= Objective =
Using the entries that follow, count the lines containing the word "screenshot" and give that number by itself.

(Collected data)
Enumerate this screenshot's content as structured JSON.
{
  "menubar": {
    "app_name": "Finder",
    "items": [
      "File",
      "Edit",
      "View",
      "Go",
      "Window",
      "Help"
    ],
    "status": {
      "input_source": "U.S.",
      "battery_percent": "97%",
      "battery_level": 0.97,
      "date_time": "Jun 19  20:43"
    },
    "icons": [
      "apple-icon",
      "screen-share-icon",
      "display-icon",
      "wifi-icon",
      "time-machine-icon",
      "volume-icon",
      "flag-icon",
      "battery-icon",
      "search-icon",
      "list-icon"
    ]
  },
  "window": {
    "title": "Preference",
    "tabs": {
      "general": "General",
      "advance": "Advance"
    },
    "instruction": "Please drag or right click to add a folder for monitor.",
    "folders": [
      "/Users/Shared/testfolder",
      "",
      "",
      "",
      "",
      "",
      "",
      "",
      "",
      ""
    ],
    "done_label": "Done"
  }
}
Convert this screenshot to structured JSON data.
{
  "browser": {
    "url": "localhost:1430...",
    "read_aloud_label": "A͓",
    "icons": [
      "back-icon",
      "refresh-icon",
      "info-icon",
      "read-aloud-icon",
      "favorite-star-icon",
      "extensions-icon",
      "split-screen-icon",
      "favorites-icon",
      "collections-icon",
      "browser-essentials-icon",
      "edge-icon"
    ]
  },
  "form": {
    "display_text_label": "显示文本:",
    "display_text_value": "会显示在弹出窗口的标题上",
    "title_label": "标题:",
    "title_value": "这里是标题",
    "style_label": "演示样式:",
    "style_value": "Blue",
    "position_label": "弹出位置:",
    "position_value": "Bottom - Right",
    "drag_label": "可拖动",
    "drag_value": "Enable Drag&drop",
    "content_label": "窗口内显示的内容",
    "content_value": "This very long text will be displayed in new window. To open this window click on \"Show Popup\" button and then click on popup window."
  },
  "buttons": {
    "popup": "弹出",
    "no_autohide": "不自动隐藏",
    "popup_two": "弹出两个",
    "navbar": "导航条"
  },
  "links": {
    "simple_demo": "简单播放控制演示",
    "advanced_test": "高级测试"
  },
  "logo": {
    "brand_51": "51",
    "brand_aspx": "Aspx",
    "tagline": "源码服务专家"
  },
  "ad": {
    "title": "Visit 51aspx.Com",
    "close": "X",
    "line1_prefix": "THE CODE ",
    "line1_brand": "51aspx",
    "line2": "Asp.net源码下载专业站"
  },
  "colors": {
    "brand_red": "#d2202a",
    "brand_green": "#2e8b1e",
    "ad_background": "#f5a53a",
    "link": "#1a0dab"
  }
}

= Exercise output =
2